### STATED PROBLEM:
Can you repeat the items word for word, from their start through the line containing "Text: 2: 2: [590, 657, 601, 674]"?

-- start of INPUT ROWS --

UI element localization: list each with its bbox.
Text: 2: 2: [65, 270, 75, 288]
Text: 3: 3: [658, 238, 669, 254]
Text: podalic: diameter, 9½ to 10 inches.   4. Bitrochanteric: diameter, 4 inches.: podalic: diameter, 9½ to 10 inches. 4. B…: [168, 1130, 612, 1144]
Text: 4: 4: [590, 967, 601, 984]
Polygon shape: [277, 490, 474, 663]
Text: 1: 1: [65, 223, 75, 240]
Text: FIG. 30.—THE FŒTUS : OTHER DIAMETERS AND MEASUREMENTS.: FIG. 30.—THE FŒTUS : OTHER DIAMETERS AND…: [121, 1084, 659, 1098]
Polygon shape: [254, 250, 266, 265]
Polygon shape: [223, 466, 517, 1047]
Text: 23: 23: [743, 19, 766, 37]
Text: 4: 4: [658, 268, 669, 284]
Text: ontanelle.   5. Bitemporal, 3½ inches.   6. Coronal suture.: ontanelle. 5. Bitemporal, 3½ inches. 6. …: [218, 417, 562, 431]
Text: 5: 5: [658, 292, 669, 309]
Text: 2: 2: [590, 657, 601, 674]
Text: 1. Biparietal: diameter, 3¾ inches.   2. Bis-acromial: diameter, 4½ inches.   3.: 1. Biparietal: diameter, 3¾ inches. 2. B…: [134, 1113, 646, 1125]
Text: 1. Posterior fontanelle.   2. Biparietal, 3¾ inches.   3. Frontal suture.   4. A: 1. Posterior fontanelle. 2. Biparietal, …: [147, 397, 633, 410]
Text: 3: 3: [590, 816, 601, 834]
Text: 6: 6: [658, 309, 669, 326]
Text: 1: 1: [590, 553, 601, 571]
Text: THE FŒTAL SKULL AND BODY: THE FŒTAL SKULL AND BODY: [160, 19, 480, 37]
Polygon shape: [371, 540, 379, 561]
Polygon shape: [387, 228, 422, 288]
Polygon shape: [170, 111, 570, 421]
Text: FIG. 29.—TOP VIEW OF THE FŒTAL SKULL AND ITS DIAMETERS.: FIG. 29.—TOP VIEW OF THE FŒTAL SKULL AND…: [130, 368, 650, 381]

-- end of INPUT ROWS --

### OUTPUT BELOW:
UI element localization: list each with its bbox.
Text: 2: 2: [65, 270, 75, 288]
Text: 3: 3: [658, 238, 669, 254]
Text: podalic: diameter, 9½ to 10 inches.   4. Bitrochanteric: diameter, 4 inches.: podalic: diameter, 9½ to 10 inches. 4. B…: [168, 1130, 612, 1144]
Text: 4: 4: [590, 967, 601, 984]
Polygon shape: [277, 490, 474, 663]
Text: 1: 1: [65, 223, 75, 240]
Text: FIG. 30.—THE FŒTUS : OTHER DIAMETERS AND MEASUREMENTS.: FIG. 30.—THE FŒTUS : OTHER DIAMETERS AND…: [121, 1084, 659, 1098]
Polygon shape: [254, 250, 266, 265]
Polygon shape: [223, 466, 517, 1047]
Text: 23: 23: [743, 19, 766, 37]
Text: 4: 4: [658, 268, 669, 284]
Text: ontanelle.   5. Bitemporal, 3½ inches.   6. Coronal suture.: ontanelle. 5. Bitemporal, 3½ inches. 6. …: [218, 417, 562, 431]
Text: 5: 5: [658, 292, 669, 309]
Text: 2: 2: [590, 657, 601, 674]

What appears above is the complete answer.